**TASK REQUIREMENTS:** Copy out verbatim every line from the start of the records through the line containing "volume-bar — [623, 615, 627, 643]", with that line included.

[Data records]
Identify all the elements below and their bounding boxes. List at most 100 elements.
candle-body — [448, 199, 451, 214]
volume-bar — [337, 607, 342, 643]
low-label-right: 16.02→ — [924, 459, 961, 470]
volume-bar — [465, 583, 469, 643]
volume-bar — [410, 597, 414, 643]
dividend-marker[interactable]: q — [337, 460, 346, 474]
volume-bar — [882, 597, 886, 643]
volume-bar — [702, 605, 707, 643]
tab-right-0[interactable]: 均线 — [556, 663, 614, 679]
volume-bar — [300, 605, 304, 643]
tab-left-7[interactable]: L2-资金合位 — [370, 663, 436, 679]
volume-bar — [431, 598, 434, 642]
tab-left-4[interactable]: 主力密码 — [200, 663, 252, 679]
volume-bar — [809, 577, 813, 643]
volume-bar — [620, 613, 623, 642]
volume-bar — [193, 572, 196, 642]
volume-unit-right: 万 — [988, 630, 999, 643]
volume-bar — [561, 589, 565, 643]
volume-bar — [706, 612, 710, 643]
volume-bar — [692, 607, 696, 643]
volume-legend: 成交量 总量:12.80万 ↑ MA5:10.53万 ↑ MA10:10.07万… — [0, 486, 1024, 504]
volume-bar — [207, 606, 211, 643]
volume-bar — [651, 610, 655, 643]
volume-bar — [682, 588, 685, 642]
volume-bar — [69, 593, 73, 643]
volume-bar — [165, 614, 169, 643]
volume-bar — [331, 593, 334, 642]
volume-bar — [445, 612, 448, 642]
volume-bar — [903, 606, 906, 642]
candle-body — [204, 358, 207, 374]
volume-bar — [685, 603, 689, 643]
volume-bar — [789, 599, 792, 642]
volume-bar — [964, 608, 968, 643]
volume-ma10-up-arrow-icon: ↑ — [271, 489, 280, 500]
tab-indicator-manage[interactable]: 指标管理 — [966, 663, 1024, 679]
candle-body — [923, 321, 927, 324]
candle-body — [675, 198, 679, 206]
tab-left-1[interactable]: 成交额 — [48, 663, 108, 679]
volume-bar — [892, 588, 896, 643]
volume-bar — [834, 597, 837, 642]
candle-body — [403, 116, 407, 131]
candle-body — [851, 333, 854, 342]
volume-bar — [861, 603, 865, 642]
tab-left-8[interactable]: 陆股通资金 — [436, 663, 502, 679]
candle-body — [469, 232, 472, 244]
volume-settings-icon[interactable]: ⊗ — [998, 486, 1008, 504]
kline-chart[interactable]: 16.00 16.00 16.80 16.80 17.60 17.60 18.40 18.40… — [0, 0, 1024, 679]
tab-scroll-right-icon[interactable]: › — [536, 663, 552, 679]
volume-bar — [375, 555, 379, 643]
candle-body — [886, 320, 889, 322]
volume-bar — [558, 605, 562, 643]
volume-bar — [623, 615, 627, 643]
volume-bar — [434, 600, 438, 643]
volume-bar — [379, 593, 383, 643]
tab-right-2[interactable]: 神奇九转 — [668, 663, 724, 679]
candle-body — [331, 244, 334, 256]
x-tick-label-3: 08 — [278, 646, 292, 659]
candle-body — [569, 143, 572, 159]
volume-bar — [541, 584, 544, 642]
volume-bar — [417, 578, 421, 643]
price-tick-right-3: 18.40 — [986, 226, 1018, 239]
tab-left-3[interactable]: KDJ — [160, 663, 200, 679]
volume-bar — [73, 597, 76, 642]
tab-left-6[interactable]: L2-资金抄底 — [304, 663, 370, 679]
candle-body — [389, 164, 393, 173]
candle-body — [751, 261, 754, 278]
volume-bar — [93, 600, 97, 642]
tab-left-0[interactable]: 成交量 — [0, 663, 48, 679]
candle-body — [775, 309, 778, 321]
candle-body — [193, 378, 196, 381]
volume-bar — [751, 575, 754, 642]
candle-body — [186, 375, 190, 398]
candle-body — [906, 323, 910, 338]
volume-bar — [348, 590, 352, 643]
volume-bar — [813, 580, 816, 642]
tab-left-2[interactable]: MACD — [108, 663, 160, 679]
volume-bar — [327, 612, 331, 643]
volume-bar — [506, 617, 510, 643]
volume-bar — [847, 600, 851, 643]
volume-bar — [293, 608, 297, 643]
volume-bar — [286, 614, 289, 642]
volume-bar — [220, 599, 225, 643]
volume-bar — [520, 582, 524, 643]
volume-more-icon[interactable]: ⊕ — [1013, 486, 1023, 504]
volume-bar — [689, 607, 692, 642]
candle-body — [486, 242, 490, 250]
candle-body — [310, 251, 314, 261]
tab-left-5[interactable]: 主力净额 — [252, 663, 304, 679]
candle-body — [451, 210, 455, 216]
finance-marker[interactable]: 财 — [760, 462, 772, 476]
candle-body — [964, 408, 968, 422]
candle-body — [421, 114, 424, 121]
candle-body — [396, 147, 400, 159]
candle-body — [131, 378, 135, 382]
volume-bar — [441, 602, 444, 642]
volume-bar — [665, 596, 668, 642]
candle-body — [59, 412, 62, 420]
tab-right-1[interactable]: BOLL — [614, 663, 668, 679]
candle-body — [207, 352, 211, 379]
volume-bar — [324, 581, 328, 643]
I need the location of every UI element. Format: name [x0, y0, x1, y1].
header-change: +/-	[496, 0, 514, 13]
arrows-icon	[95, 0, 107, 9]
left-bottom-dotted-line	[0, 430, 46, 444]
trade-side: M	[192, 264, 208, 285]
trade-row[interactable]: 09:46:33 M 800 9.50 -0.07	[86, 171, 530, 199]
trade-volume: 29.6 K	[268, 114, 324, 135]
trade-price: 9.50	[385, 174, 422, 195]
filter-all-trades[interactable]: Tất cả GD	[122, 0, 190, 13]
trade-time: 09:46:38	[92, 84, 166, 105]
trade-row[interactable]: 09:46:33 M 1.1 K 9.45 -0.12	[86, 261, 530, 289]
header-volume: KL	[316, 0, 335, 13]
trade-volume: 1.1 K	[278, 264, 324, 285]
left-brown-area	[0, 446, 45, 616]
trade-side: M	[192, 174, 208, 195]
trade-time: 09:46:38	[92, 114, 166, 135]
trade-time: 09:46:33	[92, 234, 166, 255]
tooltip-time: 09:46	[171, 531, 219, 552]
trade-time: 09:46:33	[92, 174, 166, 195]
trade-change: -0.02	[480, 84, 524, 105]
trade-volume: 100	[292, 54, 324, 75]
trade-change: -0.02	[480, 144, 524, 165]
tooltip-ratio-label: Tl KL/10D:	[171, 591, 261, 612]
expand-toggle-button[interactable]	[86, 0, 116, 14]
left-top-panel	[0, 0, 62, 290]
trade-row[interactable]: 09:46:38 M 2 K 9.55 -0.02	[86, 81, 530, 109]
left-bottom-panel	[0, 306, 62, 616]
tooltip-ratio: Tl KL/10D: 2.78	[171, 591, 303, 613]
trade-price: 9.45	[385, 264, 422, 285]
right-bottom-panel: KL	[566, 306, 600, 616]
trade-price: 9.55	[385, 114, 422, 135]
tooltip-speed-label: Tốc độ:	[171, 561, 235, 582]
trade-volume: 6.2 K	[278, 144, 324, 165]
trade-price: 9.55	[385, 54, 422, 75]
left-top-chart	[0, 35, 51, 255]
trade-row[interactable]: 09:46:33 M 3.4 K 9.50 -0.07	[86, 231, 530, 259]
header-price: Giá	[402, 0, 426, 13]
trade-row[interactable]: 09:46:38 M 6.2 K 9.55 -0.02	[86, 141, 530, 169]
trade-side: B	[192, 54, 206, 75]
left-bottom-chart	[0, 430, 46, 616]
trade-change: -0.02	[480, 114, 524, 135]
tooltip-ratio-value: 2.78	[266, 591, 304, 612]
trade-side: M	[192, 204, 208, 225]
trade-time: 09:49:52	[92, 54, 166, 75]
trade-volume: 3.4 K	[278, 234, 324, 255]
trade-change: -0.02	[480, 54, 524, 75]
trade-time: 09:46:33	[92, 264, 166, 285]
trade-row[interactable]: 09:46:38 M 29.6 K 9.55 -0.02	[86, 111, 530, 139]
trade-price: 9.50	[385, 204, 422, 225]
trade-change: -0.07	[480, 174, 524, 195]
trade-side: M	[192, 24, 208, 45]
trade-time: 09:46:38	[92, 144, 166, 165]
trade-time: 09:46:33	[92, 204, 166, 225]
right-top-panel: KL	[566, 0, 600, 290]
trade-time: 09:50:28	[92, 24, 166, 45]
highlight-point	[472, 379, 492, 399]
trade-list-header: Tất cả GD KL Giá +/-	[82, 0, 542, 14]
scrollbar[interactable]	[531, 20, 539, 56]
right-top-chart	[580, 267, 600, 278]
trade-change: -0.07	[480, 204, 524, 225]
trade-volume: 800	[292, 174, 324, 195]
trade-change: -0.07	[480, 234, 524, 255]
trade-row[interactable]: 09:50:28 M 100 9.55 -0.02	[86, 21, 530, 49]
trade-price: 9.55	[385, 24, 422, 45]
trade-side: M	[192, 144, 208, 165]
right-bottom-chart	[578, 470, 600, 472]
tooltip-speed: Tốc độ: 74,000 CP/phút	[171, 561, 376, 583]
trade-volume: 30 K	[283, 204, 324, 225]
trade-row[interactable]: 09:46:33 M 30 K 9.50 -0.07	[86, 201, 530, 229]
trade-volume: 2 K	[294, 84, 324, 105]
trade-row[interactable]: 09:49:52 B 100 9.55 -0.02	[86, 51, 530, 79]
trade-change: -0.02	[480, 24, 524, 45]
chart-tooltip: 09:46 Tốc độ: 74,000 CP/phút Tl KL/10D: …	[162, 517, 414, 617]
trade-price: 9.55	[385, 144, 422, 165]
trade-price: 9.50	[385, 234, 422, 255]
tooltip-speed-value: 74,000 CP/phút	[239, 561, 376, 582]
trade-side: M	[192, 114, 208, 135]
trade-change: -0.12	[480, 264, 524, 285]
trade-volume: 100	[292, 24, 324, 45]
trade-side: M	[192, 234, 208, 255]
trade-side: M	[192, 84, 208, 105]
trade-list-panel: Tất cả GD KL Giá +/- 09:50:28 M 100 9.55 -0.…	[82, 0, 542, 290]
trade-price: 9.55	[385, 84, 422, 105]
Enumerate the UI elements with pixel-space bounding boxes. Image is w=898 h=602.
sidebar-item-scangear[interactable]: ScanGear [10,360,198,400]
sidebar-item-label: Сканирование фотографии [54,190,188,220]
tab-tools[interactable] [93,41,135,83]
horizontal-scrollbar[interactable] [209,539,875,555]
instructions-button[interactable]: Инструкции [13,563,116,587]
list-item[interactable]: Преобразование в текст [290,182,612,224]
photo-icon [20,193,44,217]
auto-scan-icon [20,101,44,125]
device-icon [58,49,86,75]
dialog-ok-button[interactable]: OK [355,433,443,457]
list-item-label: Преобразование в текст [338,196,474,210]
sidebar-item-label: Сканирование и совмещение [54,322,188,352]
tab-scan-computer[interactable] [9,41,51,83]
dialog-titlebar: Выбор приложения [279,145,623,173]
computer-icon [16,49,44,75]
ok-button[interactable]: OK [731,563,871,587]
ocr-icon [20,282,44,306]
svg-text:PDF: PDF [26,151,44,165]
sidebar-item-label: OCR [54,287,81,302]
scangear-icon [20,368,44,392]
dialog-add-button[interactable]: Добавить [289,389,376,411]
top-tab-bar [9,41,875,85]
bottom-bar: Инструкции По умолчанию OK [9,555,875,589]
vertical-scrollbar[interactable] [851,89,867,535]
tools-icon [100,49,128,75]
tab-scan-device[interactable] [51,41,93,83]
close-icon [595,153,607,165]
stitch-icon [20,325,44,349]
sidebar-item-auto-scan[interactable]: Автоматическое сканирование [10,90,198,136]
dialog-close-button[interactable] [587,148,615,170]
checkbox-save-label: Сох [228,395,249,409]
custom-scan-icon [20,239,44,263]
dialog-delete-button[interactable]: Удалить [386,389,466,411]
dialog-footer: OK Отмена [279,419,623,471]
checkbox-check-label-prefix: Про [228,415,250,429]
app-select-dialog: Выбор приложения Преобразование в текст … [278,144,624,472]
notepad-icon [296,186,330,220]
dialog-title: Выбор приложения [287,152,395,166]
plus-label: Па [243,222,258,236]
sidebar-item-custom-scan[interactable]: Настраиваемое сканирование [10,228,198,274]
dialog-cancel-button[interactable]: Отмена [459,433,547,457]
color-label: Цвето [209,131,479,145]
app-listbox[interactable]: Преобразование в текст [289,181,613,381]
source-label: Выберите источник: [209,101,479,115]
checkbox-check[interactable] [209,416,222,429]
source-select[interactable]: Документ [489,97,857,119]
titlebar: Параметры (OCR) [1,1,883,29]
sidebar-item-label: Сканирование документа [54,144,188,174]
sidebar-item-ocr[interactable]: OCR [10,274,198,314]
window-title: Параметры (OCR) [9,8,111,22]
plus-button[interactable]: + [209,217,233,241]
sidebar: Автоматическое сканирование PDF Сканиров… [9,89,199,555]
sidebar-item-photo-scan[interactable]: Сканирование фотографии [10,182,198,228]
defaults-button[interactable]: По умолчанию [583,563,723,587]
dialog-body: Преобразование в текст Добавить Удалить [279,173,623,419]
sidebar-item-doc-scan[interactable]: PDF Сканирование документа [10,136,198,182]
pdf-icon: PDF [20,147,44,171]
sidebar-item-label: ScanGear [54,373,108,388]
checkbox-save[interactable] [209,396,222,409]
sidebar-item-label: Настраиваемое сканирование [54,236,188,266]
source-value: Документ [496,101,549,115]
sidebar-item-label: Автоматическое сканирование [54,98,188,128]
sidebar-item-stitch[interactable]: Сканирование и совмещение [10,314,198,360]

**COMPLETE ANSWER:**
Identify all the elements below and their bounding boxes. List at most 100 elements.
candle-body — [448, 199, 451, 214]
volume-bar — [337, 607, 342, 643]
low-label-right: 16.02→ — [924, 459, 961, 470]
volume-bar — [465, 583, 469, 643]
volume-bar — [410, 597, 414, 643]
dividend-marker[interactable]: q — [337, 460, 346, 474]
volume-bar — [882, 597, 886, 643]
volume-bar — [702, 605, 707, 643]
tab-right-0[interactable]: 均线 — [556, 663, 614, 679]
volume-bar — [300, 605, 304, 643]
tab-left-7[interactable]: L2-资金合位 — [370, 663, 436, 679]
volume-bar — [431, 598, 434, 642]
tab-left-4[interactable]: 主力密码 — [200, 663, 252, 679]
volume-bar — [809, 577, 813, 643]
volume-bar — [620, 613, 623, 642]
volume-bar — [193, 572, 196, 642]
volume-unit-right: 万 — [988, 630, 999, 643]
volume-bar — [561, 589, 565, 643]
volume-bar — [706, 612, 710, 643]
volume-bar — [692, 607, 696, 643]
volume-legend: 成交量 总量:12.80万 ↑ MA5:10.53万 ↑ MA10:10.07万… — [0, 486, 1024, 504]
volume-bar — [207, 606, 211, 643]
volume-bar — [651, 610, 655, 643]
volume-bar — [682, 588, 685, 642]
volume-bar — [69, 593, 73, 643]
volume-bar — [165, 614, 169, 643]
volume-bar — [331, 593, 334, 642]
volume-bar — [445, 612, 448, 642]
volume-bar — [903, 606, 906, 642]
candle-body — [204, 358, 207, 374]
volume-bar — [685, 603, 689, 643]
volume-bar — [789, 599, 792, 642]
volume-bar — [964, 608, 968, 643]
volume-ma10-up-arrow-icon: ↑ — [271, 489, 280, 500]
tab-indicator-manage[interactable]: 指标管理 — [966, 663, 1024, 679]
candle-body — [923, 321, 927, 324]
candle-body — [675, 198, 679, 206]
tab-left-1[interactable]: 成交额 — [48, 663, 108, 679]
volume-bar — [892, 588, 896, 643]
volume-bar — [834, 597, 837, 642]
candle-body — [403, 116, 407, 131]
candle-body — [851, 333, 854, 342]
volume-bar — [861, 603, 865, 642]
tab-left-8[interactable]: 陆股通资金 — [436, 663, 502, 679]
candle-body — [469, 232, 472, 244]
volume-settings-icon[interactable]: ⊗ — [998, 486, 1008, 504]
kline-chart[interactable]: 16.00 16.00 16.80 16.80 17.60 17.60 18.40 18.40… — [0, 0, 1024, 679]
tab-scroll-right-icon[interactable]: › — [536, 663, 552, 679]
volume-bar — [375, 555, 379, 643]
candle-body — [886, 320, 889, 322]
volume-bar — [558, 605, 562, 643]
volume-bar — [623, 615, 627, 643]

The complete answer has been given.